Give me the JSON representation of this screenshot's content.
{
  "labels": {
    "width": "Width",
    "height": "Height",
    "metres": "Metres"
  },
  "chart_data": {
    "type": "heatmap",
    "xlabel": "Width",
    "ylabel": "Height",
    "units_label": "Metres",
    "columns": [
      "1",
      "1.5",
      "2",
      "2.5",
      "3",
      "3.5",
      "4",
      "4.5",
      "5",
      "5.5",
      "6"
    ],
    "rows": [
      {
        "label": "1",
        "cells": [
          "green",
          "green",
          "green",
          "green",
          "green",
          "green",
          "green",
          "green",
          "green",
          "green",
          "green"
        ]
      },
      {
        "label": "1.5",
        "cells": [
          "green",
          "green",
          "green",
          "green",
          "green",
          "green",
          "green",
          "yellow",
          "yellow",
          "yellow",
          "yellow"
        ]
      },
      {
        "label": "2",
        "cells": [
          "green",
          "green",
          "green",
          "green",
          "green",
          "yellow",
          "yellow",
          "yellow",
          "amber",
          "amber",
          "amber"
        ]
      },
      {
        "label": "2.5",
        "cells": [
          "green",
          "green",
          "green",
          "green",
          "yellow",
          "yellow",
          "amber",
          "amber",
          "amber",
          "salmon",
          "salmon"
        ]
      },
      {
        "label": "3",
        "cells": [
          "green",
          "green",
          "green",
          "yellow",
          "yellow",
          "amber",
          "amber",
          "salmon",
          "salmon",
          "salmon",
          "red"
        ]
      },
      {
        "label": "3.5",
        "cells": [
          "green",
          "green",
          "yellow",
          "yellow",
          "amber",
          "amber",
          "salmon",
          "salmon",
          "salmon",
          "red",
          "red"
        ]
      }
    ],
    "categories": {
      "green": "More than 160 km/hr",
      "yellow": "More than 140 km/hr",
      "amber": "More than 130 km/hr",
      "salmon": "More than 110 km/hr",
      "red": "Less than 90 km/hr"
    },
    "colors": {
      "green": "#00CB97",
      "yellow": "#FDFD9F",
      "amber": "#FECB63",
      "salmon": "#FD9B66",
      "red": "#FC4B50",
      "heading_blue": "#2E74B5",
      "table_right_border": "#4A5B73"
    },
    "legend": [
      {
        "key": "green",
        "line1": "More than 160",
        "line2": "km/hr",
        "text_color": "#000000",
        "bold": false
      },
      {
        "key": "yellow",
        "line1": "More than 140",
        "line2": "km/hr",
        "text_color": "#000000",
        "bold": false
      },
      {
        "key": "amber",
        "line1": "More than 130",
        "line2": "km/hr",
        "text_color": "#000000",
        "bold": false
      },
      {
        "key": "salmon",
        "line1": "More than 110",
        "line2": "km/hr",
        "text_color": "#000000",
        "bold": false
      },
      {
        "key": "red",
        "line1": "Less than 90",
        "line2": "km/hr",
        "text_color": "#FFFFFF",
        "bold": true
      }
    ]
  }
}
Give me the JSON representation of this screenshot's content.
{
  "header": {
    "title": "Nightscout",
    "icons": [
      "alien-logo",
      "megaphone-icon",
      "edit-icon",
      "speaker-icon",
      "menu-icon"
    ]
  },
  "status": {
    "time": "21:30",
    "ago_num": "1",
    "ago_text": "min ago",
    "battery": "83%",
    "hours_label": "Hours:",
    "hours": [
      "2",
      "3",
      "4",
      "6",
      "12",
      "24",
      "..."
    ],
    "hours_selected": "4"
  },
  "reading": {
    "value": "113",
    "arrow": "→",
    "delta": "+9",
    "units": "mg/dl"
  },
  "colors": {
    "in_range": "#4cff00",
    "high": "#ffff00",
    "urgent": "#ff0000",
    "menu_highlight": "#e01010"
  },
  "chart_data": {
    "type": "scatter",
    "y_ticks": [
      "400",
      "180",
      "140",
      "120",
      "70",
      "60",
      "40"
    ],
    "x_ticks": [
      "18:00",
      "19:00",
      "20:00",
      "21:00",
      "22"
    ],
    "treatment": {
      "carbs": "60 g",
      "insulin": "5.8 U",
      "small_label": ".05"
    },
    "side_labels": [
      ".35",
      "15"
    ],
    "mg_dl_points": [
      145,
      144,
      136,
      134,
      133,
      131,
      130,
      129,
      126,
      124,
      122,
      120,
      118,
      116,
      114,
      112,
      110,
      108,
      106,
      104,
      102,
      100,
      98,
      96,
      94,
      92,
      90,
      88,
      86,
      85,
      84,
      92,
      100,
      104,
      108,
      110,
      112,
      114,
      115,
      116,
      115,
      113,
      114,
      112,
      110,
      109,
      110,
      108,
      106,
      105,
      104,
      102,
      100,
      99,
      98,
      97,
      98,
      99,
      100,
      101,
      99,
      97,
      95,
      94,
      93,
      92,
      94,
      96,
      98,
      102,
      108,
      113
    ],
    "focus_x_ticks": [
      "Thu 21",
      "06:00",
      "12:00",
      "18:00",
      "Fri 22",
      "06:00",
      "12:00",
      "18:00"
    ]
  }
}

Exercise description -> Repeat the records above in full, character for character.

Exercise result ->
Give me the JSON representation of this screenshot's content.
{
  "labels": {
    "width": "Width",
    "height": "Height",
    "metres": "Metres"
  },
  "chart_data": {
    "type": "heatmap",
    "xlabel": "Width",
    "ylabel": "Height",
    "units_label": "Metres",
    "columns": [
      "1",
      "1.5",
      "2",
      "2.5",
      "3",
      "3.5",
      "4",
      "4.5",
      "5",
      "5.5",
      "6"
    ],
    "rows": [
      {
        "label": "1",
        "cells": [
          "green",
          "green",
          "green",
          "green",
          "green",
          "green",
          "green",
          "green",
          "green",
          "green",
          "green"
        ]
      },
      {
        "label": "1.5",
        "cells": [
          "green",
          "green",
          "green",
          "green",
          "green",
          "green",
          "green",
          "yellow",
          "yellow",
          "yellow",
          "yellow"
        ]
      },
      {
        "label": "2",
        "cells": [
          "green",
          "green",
          "green",
          "green",
          "green",
          "yellow",
          "yellow",
          "yellow",
          "amber",
          "amber",
          "amber"
        ]
      },
      {
        "label": "2.5",
        "cells": [
          "green",
          "green",
          "green",
          "green",
          "yellow",
          "yellow",
          "amber",
          "amber",
          "amber",
          "salmon",
          "salmon"
        ]
      },
      {
        "label": "3",
        "cells": [
          "green",
          "green",
          "green",
          "yellow",
          "yellow",
          "amber",
          "amber",
          "salmon",
          "salmon",
          "salmon",
          "red"
        ]
      },
      {
        "label": "3.5",
        "cells": [
          "green",
          "green",
          "yellow",
          "yellow",
          "amber",
          "amber",
          "salmon",
          "salmon",
          "salmon",
          "red",
          "red"
        ]
      }
    ],
    "categories": {
      "green": "More than 160 km/hr",
      "yellow": "More than 140 km/hr",
      "amber": "More than 130 km/hr",
      "salmon": "More than 110 km/hr",
      "red": "Less than 90 km/hr"
    },
    "colors": {
      "green": "#00CB97",
      "yellow": "#FDFD9F",
      "amber": "#FECB63",
      "salmon": "#FD9B66",
      "red": "#FC4B50",
      "heading_blue": "#2E74B5",
      "table_right_border": "#4A5B73"
    },
    "legend": [
      {
        "key": "green",
        "line1": "More than 160",
        "line2": "km/hr",
        "text_color": "#000000",
        "bold": false
      },
      {
        "key": "yellow",
        "line1": "More than 140",
        "line2": "km/hr",
        "text_color": "#000000",
        "bold": false
      },
      {
        "key": "amber",
        "line1": "More than 130",
        "line2": "km/hr",
        "text_color": "#000000",
        "bold": false
      },
      {
        "key": "salmon",
        "line1": "More than 110",
        "line2": "km/hr",
        "text_color": "#000000",
        "bold": false
      },
      {
        "key": "red",
        "line1": "Less than 90",
        "line2": "km/hr",
        "text_color": "#FFFFFF",
        "bold": true
      }
    ]
  }
}
Give me the JSON representation of this screenshot's content.
{
  "header": {
    "title": "Nightscout",
    "icons": [
      "alien-logo",
      "megaphone-icon",
      "edit-icon",
      "speaker-icon",
      "menu-icon"
    ]
  },
  "status": {
    "time": "21:30",
    "ago_num": "1",
    "ago_text": "min ago",
    "battery": "83%",
    "hours_label": "Hours:",
    "hours": [
      "2",
      "3",
      "4",
      "6",
      "12",
      "24",
      "..."
    ],
    "hours_selected": "4"
  },
  "reading": {
    "value": "113",
    "arrow": "→",
    "delta": "+9",
    "units": "mg/dl"
  },
  "colors": {
    "in_range": "#4cff00",
    "high": "#ffff00",
    "urgent": "#ff0000",
    "menu_highlight": "#e01010"
  },
  "chart_data": {
    "type": "scatter",
    "y_ticks": [
      "400",
      "180",
      "140",
      "120",
      "70",
      "60",
      "40"
    ],
    "x_ticks": [
      "18:00",
      "19:00",
      "20:00",
      "21:00",
      "22"
    ],
    "treatment": {
      "carbs": "60 g",
      "insulin": "5.8 U",
      "small_label": ".05"
    },
    "side_labels": [
      ".35",
      "15"
    ],
    "mg_dl_points": [
      145,
      144,
      136,
      134,
      133,
      131,
      130,
      129,
      126,
      124,
      122,
      120,
      118,
      116,
      114,
      112,
      110,
      108,
      106,
      104,
      102,
      100,
      98,
      96,
      94,
      92,
      90,
      88,
      86,
      85,
      84,
      92,
      100,
      104,
      108,
      110,
      112,
      114,
      115,
      116,
      115,
      113,
      114,
      112,
      110,
      109,
      110,
      108,
      106,
      105,
      104,
      102,
      100,
      99,
      98,
      97,
      98,
      99,
      100,
      101,
      99,
      97,
      95,
      94,
      93,
      92,
      94,
      96,
      98,
      102,
      108,
      113
    ],
    "focus_x_ticks": [
      "Thu 21",
      "06:00",
      "12:00",
      "18:00",
      "Fri 22",
      "06:00",
      "12:00",
      "18:00"
    ]
  }
}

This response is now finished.